- **WHAT YOU NEED TO DO**:
Go through the records and extract every line with the word "earnings".

[Saved entries]
━━━━

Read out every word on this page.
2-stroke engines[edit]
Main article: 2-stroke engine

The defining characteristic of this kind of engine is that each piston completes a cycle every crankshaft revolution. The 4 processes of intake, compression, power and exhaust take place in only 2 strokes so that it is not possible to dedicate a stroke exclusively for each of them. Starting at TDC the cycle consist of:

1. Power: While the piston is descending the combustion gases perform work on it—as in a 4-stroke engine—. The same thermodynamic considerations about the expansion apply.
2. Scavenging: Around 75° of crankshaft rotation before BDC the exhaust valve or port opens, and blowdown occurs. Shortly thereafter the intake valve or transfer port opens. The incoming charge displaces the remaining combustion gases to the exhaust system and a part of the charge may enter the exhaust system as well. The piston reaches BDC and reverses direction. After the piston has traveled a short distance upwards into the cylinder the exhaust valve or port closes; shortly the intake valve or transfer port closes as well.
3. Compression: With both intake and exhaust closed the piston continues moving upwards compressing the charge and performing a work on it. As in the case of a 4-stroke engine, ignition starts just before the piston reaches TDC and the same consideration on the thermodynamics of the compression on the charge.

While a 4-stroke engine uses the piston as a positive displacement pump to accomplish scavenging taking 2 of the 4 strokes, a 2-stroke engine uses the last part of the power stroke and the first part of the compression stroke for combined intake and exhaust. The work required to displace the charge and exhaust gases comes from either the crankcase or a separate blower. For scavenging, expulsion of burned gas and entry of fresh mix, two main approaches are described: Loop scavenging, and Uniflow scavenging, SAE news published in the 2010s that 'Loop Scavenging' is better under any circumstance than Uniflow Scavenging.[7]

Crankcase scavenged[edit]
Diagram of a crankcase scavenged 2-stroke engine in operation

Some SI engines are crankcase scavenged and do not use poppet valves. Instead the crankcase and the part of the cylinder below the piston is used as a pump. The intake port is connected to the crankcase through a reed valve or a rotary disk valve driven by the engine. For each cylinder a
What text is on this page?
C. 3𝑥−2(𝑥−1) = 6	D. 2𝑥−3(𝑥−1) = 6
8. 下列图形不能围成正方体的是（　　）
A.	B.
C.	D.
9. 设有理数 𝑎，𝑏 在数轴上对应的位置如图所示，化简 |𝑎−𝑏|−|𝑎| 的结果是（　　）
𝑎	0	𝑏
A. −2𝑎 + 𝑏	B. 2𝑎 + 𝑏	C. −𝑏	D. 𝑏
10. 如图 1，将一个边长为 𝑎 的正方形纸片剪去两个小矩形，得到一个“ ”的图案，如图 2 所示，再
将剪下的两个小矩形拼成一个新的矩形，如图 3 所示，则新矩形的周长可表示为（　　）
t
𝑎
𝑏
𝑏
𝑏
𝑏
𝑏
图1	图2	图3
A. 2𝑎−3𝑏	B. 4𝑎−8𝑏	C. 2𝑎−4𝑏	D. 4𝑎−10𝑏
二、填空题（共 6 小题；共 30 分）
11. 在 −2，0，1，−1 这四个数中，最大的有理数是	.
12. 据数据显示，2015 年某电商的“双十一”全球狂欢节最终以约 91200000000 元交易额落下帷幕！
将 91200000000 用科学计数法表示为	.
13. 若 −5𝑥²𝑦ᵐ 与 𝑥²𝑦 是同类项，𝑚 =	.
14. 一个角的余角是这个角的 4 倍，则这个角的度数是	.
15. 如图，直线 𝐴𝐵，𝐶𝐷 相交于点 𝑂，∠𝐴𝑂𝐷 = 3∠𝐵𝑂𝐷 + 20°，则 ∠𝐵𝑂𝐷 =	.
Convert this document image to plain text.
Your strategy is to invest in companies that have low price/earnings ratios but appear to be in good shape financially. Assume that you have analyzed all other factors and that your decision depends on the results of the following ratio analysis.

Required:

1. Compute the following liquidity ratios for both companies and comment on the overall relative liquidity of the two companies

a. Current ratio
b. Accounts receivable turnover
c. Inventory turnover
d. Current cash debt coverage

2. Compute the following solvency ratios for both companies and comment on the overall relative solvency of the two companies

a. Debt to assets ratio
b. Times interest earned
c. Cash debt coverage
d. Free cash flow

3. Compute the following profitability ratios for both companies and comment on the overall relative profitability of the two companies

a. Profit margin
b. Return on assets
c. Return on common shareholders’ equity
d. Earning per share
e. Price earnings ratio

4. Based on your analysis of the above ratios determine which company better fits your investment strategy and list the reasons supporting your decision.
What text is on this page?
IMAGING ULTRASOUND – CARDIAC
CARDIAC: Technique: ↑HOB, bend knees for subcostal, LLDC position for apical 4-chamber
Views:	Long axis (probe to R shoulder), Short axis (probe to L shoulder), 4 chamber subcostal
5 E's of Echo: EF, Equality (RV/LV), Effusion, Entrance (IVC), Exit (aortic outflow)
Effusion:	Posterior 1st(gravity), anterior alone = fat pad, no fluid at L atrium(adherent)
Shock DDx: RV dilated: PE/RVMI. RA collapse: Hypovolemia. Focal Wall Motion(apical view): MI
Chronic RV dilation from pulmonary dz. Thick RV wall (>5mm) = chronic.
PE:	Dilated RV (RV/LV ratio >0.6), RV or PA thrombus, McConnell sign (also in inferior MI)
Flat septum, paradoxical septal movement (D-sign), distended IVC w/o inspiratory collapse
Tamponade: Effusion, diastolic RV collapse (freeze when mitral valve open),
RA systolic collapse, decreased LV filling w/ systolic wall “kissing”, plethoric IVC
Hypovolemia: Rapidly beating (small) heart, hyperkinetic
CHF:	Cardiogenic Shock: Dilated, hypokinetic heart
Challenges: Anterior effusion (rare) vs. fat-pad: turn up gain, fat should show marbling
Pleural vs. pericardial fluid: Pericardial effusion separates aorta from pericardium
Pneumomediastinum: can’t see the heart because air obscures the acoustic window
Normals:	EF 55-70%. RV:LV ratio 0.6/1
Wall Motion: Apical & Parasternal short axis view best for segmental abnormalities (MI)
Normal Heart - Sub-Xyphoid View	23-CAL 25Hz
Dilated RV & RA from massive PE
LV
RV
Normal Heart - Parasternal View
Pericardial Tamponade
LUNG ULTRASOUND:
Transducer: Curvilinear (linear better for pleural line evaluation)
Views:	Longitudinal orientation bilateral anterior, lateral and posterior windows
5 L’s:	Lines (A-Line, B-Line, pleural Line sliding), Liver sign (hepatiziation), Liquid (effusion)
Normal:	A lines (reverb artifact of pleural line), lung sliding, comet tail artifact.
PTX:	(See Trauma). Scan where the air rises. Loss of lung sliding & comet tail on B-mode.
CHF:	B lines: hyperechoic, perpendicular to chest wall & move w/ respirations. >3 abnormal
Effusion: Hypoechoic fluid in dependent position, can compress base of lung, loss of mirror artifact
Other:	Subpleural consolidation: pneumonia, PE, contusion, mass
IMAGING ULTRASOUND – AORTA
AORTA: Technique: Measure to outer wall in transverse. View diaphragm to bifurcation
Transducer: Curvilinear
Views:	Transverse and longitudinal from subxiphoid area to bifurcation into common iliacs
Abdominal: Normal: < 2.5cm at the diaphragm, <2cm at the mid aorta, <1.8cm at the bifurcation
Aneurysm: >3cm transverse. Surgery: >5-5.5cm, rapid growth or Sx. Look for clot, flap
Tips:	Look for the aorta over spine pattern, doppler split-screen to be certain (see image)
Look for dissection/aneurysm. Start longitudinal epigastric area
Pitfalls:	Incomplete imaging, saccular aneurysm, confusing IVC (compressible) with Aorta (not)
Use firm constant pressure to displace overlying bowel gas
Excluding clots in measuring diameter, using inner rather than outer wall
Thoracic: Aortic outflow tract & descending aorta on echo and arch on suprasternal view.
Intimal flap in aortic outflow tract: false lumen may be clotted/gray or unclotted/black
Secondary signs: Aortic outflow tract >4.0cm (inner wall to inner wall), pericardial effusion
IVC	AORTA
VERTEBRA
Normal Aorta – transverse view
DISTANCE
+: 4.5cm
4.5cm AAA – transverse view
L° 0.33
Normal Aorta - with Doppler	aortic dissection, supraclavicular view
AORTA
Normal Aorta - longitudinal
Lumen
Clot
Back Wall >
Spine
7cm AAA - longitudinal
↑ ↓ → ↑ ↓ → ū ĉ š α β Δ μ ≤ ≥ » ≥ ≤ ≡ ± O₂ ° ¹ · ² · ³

━━━━

- **TASK OUTPUT**:
Your strategy is to invest in companies that have low price/earnings ratios but appear to be in good shape financially. Assume that you have analyzed all other factors and that your decision depends on the results of the following ratio analysis.
e. Price earnings ratio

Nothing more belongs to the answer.